_TASK BRIEF_
Convert the lines below into a JSON list of strings, one string per line, skipping blank lines. Leave the pictures out.

Records:

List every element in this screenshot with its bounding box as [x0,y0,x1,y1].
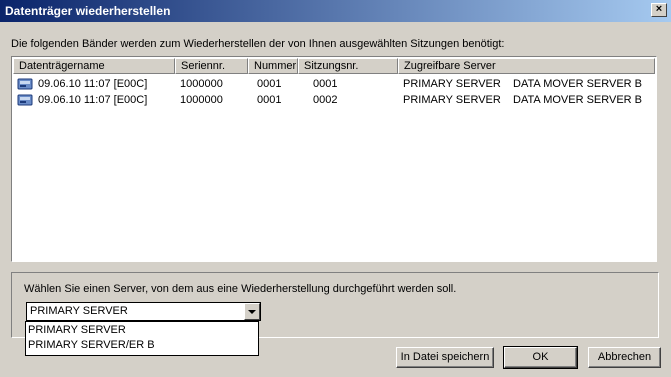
ok-button[interactable]: OK [503,346,578,369]
restore-media-dialog: Datenträger wiederherstellen × Die folge… [0,0,671,377]
column-header-serial[interactable]: Seriennr. [175,58,248,74]
dropdown-option[interactable]: PRIMARY SERVER/ER B [28,338,155,353]
cancel-button[interactable]: Abbrechen [588,347,661,368]
cell-session: 0001 [313,78,338,90]
cell-number: 0001 [257,78,282,90]
save-to-file-button[interactable]: In Datei speichern [396,347,494,368]
cell-number: 0001 [257,94,282,106]
cell-servers: PRIMARY SERVER DATA MOVER SERVER B [403,78,643,90]
server-select-label: Wählen Sie einen Server, von dem aus ein… [24,283,457,295]
server-select-value: PRIMARY SERVER [30,305,128,317]
window-title: Datenträger wiederherstellen [5,4,171,18]
table-row[interactable]: 09.06.10 11:07 [E00C] 1000000 0001 0001 … [13,77,655,92]
list-header: Datenträgername Seriennr. Nummer Sitzung… [13,58,655,74]
table-row[interactable]: 09.06.10 11:07 [E00C] 1000000 0001 0002 … [13,93,655,108]
instruction-text: Die folgenden Bänder werden zum Wiederhe… [11,38,505,50]
server-dropdown-list[interactable]: PRIMARY SERVER PRIMARY SERVER/ER B [25,321,259,356]
tape-list[interactable]: Datenträgername Seriennr. Nummer Sitzung… [11,56,657,262]
dropdown-button[interactable] [244,303,260,320]
column-header-session[interactable]: Sitzungsnr. [298,58,398,74]
tape-drive-icon [17,78,33,90]
cell-session: 0002 [313,94,338,106]
column-header-number[interactable]: Nummer [248,58,298,74]
close-icon: × [655,3,663,15]
server-select[interactable]: PRIMARY SERVER [26,302,261,321]
cell-media-name: 09.06.10 11:07 [E00C] [38,94,148,106]
chevron-down-icon [248,310,256,314]
cell-serial: 1000000 [180,78,223,90]
close-button[interactable]: × [651,3,667,17]
cell-media-name: 09.06.10 11:07 [E00C] [38,78,148,90]
cell-servers: PRIMARY SERVER DATA MOVER SERVER B [403,94,643,106]
column-header-media-name[interactable]: Datenträgername [13,58,175,74]
tape-drive-icon [17,94,33,106]
dropdown-option[interactable]: PRIMARY SERVER [28,323,126,338]
column-header-servers[interactable]: Zugreifbare Server [398,58,655,74]
title-bar[interactable]: Datenträger wiederherstellen × [0,0,671,22]
cell-serial: 1000000 [180,94,223,106]
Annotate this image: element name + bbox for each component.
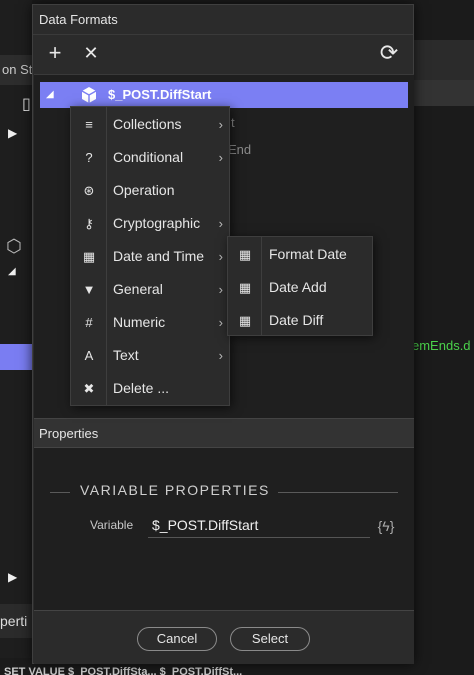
collapse-arrow-icon[interactable]: ◢ — [46, 82, 54, 108]
submenu-item-date-diff[interactable]: ▦ Date Diff — [228, 304, 372, 337]
menu-item-text[interactable]: A Text › — [71, 339, 229, 372]
menu-item-general[interactable]: ▼ General › — [71, 273, 229, 306]
chevron-right-icon: › — [218, 249, 223, 264]
menu-item-label: Operation — [113, 182, 175, 198]
select-button[interactable]: Select — [230, 627, 310, 651]
submenu-item-label: Format Date — [269, 246, 347, 262]
chevron-right-icon: › — [218, 117, 223, 132]
list-icon: ≡ — [85, 117, 93, 132]
tree-item-hidden-1: t — [231, 115, 235, 130]
menu-item-label: Cryptographic — [113, 215, 201, 231]
chevron-right-icon: › — [218, 216, 223, 231]
date-time-submenu: ▦ Format Date ▦ Date Add ▦ Date Diff — [227, 236, 373, 336]
background-green-text: emEnds.d — [412, 338, 471, 353]
add-icon[interactable]: + — [43, 41, 67, 65]
menu-item-label: General — [113, 281, 163, 297]
collapse-arrow-icon[interactable]: ◢ — [8, 266, 16, 277]
calendar-icon: ▦ — [82, 249, 96, 264]
chevron-right-icon: › — [218, 315, 223, 330]
menu-item-delete[interactable]: ✖ Delete ... — [71, 372, 229, 405]
delete-icon: ✖ — [83, 381, 95, 396]
background-tab[interactable]: on St — [0, 55, 32, 85]
chevron-right-icon: › — [218, 282, 223, 297]
calendar-icon: ▦ — [238, 280, 252, 295]
variable-label: Variable — [90, 518, 134, 532]
key-icon: ⚷ — [84, 216, 94, 231]
funnel-icon: ▼ — [82, 282, 96, 297]
expand-arrow-icon[interactable]: ▶ — [8, 126, 17, 140]
properties-header: Properties — [34, 418, 414, 448]
properties-panel: VARIABLE PROPERTIES Variable $_POST.Diff… — [34, 448, 414, 610]
variable-field[interactable]: $_POST.DiffStart — [148, 512, 370, 538]
menu-item-label: Collections — [113, 116, 182, 132]
submenu-item-label: Date Diff — [269, 312, 324, 328]
menu-item-label: Date and Time — [113, 248, 205, 264]
menu-item-numeric[interactable]: # Numeric › — [71, 306, 229, 339]
menu-item-operation[interactable]: ⊛ Operation — [71, 174, 229, 207]
menu-item-cryptographic[interactable]: ⚷ Cryptographic › — [71, 207, 229, 240]
background-properties-tab[interactable]: perti — [0, 604, 32, 638]
background-right-header — [414, 80, 474, 106]
calendar-icon: ▦ — [238, 313, 252, 328]
menu-item-label: Conditional — [113, 149, 184, 165]
cancel-button[interactable]: Cancel — [137, 627, 217, 651]
divider — [50, 492, 70, 493]
text-icon: A — [84, 348, 94, 363]
menu-item-label: Numeric — [113, 314, 166, 330]
cube-icon: ⬡ — [6, 236, 22, 256]
calendar-icon: ▦ — [238, 247, 252, 262]
dialog-footer: Cancel Select — [34, 610, 414, 664]
menu-item-date-and-time[interactable]: ▦ Date and Time › — [71, 240, 229, 273]
format-context-menu: ≡ Collections ›? Conditional › ⊛ Operation ⚷ Cry… — [70, 106, 230, 406]
variable-properties-section: VARIABLE PROPERTIES — [50, 482, 398, 502]
background-selected-row[interactable] — [0, 344, 32, 370]
question-icon: ? — [85, 150, 93, 165]
expand-arrow-icon[interactable]: ▶ — [8, 570, 17, 584]
menu-item-conditional[interactable]: ? Conditional › — [71, 141, 229, 174]
chevron-right-icon: › — [218, 150, 223, 165]
cube-icon — [81, 87, 97, 103]
submenu-item-label: Date Add — [269, 279, 327, 295]
operation-icon: ⊛ — [83, 183, 95, 198]
dynamic-data-icon[interactable]: {ϟ} — [376, 516, 396, 536]
menu-item-label: Delete ... — [113, 380, 170, 396]
tree-item-label: $_POST.DiffStart — [108, 87, 212, 102]
close-icon[interactable]: ✕ — [79, 41, 103, 65]
dialog-toolbar: + ✕ ⟳ — [33, 35, 413, 71]
hash-icon: # — [85, 315, 93, 330]
refresh-icon[interactable]: ⟳ — [377, 41, 401, 65]
tree-item-selected[interactable]: ◢ $_POST.DiffStart — [40, 82, 408, 108]
copy-icon[interactable]: ▯ — [22, 94, 31, 114]
submenu-item-date-add[interactable]: ▦ Date Add — [228, 271, 372, 304]
section-title-text: VARIABLE PROPERTIES — [72, 482, 278, 498]
dialog-title: Data Formats — [33, 5, 413, 35]
menu-item-collections[interactable]: ≡ Collections › — [71, 108, 229, 141]
menu-item-label: Text — [113, 347, 139, 363]
chevron-right-icon: › — [218, 348, 223, 363]
submenu-item-format-date[interactable]: ▦ Format Date — [228, 238, 372, 271]
background-right-toolbar — [414, 40, 474, 80]
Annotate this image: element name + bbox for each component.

_ANSWER IN FULL_
[
  "List every element in this screenshot with its bounding box as [x0,y0,x1,y1].",
  "ok-button[interactable]: OK [503,346,578,369]",
  "restore-media-dialog: Datenträger wiederherstellen × Die folge… [0,0,671,377]",
  "column-header-serial[interactable]: Seriennr. [175,58,248,74]",
  "dropdown-option[interactable]: PRIMARY SERVER/ER B [28,338,155,353]",
  "cancel-button[interactable]: Abbrechen [588,347,661,368]",
  "cell-session: 0001 [313,78,338,90]",
  "cell-number: 0001 [257,78,282,90]",
  "save-to-file-button[interactable]: In Datei speichern [396,347,494,368]",
  "cell-number: 0001 [257,94,282,106]",
  "cell-servers: PRIMARY SERVER DATA MOVER SERVER B [403,78,643,90]",
  "server-select-label: Wählen Sie einen Server, von dem aus ein… [24,283,457,295]",
  "server-select-value: PRIMARY SERVER [30,305,128,317]",
  "window-title: Datenträger wiederherstellen [5,4,171,18]",
  "table-row[interactable]: 09.06.10 11:07 [E00C] 1000000 0001 0001 … [13,77,655,92]",
  "list-header: Datenträgername Seriennr. Nummer Sitzung… [13,58,655,74]",
  "table-row[interactable]: 09.06.10 11:07 [E00C] 1000000 0001 0002 … [13,93,655,108]",
  "instruction-text: Die folgenden Bänder werden zum Wiederhe… [11,38,505,50]",
  "server-dropdown-list[interactable]: PRIMARY SERVER PRIMARY SERVER/ER B [25,321,259,356]",
  "tape-list[interactable]: Datenträgername Seriennr. Nummer Sitzung… [11,56,657,262]",
  "dropdown-button[interactable] [244,303,260,320]",
  "column-header-session[interactable]: Sitzungsnr. [298,58,398,74]",
  "tape-drive-icon [17,78,33,90]",
  "cell-session: 0002 [313,94,338,106]",
  "column-header-number[interactable]: Nummer [248,58,298,74]",
  "close-icon: × [655,3,663,15]",
  "server-select[interactable]: PRIMARY SERVER [26,302,261,321]",
  "cell-media-name: 09.06.10 11:07 [E00C] [38,94,148,106]",
  "chevron-down-icon [248,310,256,314]",
  "cell-serial: 1000000 [180,78,223,90]",
  "close-button[interactable]: × [651,3,667,17]",
  "cell-media-name: 09.06.10 11:07 [E00C] [38,78,148,90]",
  "cell-servers: PRIMARY SERVER DATA MOVER SERVER B [403,94,643,106]",
  "column-header-media-name[interactable]: Datenträgername [13,58,175,74]",
  "tape-drive-icon [17,94,33,106]",
  "dropdown-option[interactable]: PRIMARY SERVER [28,323,126,338]",
  "column-header-servers[interactable]: Zugreifbare Server [398,58,655,74]",
  "title-bar[interactable]: Datenträger wiederherstellen × [0,0,671,22]",
  "cell-serial: 1000000 [180,94,223,106]",
  "Annotate this image: element name + bbox for each component.",
  "collapse-arrow-icon[interactable]: ◢ — [46, 82, 54, 108]",
  "submenu-item-date-diff[interactable]: ▦ Date Diff — [228, 304, 372, 337]",
  "menu-item-text[interactable]: A Text › — [71, 339, 229, 372]",
  "menu-item-general[interactable]: ▼ General › — [71, 273, 229, 306]",
  "chevron-right-icon: › — [218, 249, 223, 264]",
  "menu-item-label: Operation — [113, 182, 175, 198]",
  "select-button[interactable]: Select — [230, 627, 310, 651]",
  "submenu-item-label: Format Date — [269, 246, 347, 262]",
  "chevron-right-icon: › — [218, 117, 223, 132]",
  "list-icon: ≡ — [85, 117, 93, 132]",
  "tree-item-hidden-1: t — [231, 115, 235, 130]",
  "menu-item-label: Cryptographic — [113, 215, 201, 231]",
  "chevron-right-icon: › — [218, 216, 223, 231]",
  "date-time-submenu: ▦ Format Date ▦ Date Add ▦ Date Diff — [227, 236, 373, 336]",
  "background-green-text: emEnds.d — [412, 338, 471, 353]",
  "add-icon[interactable]: + — [43, 41, 67, 65]",
  "menu-item-label: General — [113, 281, 163, 297]",
  "collapse-arrow-icon[interactable]: ◢ — [8, 266, 16, 277]",
  "calendar-icon: ▦ — [82, 249, 96, 264]",
  "chevron-right-icon: › — [218, 315, 223, 330]",
  "menu-item-delete[interactable]: ✖ Delete ... — [71, 372, 229, 405]",
  "delete-icon: ✖ — [83, 381, 95, 396]",
  "background-tab[interactable]: on St — [0, 55, 32, 85]",
  "chevron-right-icon: › — [218, 282, 223, 297]",
  "calendar-icon: ▦ — [238, 280, 252, 295]",
  "variable-label: Variable — [90, 518, 134, 532]",
  "key-icon: ⚷ — [84, 216, 94, 231]",
  "funnel-icon: ▼ — [82, 282, 96, 297]",
  "expand-arrow-icon[interactable]: ▶ — [8, 126, 17, 140]",
  "properties-header: Properties — [34, 418, 414, 448]",
  "properties-panel: VARIABLE PROPERTIES Variable $_POST.Diff… — [34, 448, 414, 610]",
  "variable-field[interactable]: $_POST.DiffStart — [148, 512, 370, 538]",
  "menu-item-label: Collections — [113, 116, 182, 132]",
  "submenu-item-label: Date Diff — [269, 312, 324, 328]",
  "menu-item-label: Date and Time — [113, 248, 205, 264]",
  "menu-item-numeric[interactable]: # Numeric › — [71, 306, 229, 339]",
  "menu-item-operation[interactable]: ⊛ Operation — [71, 174, 229, 207]",
  "menu-item-cryptographic[interactable]: ⚷ Cryptographic › — [71, 207, 229, 240]",
  "background-properties-tab[interactable]: perti — [0, 604, 32, 638]",
  "background-right-header — [414, 80, 474, 106]",
  "calendar-icon: ▦ — [238, 313, 252, 328]",
  "menu-item-label: Conditional — [113, 149, 184, 165]",
  "cancel-button[interactable]: Cancel — [137, 627, 217, 651]",
  "divider — [50, 492, 70, 493]",
  "text-icon: A — [84, 348, 94, 363]",
  "menu-item-label: Numeric — [113, 314, 166, 330]",
  "cube-icon: ⬡ — [6, 236, 22, 256]",
  "calendar-icon: ▦ — [238, 247, 252, 262]",
  "dialog-footer: Cancel Select — [34, 610, 414, 664]",
  "menu-item-date-and-time[interactable]: ▦ Date and Time › — [71, 240, 229, 273]",
  "format-context-menu: ≡ Collections ›? Conditional › ⊛ Operation ⚷ Cry… — [70, 106, 230, 406]",
  "variable-properties-section: VARIABLE PROPERTIES — [50, 482, 398, 502]",
  "background-selected-row[interactable] — [0, 344, 32, 370]",
  "question-icon: ? — [85, 150, 93, 165]",
  "expand-arrow-icon[interactable]: ▶ — [8, 570, 17, 584]",
  "menu-item-conditional[interactable]: ? Conditional › — [71, 141, 229, 174]",
  "chevron-right-icon: › — [218, 150, 223, 165]",
  "cube-icon — [81, 87, 97, 103]",
  "submenu-item-label: Date Add — [269, 279, 327, 295]",
  "operation-icon: ⊛ — [83, 183, 95, 198]",
  "dynamic-data-icon[interactable]: {ϟ} — [376, 516, 396, 536]",
  "menu-item-label: Delete ... — [113, 380, 170, 396]",
  "tree-item-label: $_POST.DiffStart — [108, 87, 212, 102]",
  "close-icon[interactable]: ✕ — [79, 41, 103, 65]",
  "dialog-toolbar: + ✕ ⟳ — [33, 35, 413, 71]",
  "hash-icon: # — [85, 315, 93, 330]",
  "refresh-icon[interactable]: ⟳ — [377, 41, 401, 65]",
  "tree-item-selected[interactable]: ◢ $_POST.DiffStart — [40, 82, 408, 108]",
  "copy-icon[interactable]: ▯ — [22, 94, 31, 114]",
  "submenu-item-date-add[interactable]: ▦ Date Add — [228, 271, 372, 304]",
  "section-title-text: VARIABLE PROPERTIES — [72, 482, 278, 498]",
  "dialog-title: Data Formats — [33, 5, 413, 35]",
  "menu-item-collections[interactable]: ≡ Collections › — [71, 108, 229, 141]",
  "menu-item-label: Text — [113, 347, 139, 363]",
  "chevron-right-icon: › — [218, 348, 223, 363]",
  "submenu-item-format-date[interactable]: ▦ Format Date — [228, 238, 372, 271]",
  "background-right-toolbar — [414, 40, 474, 80]",
  "Annotate this image: element name + bbox for each component."
]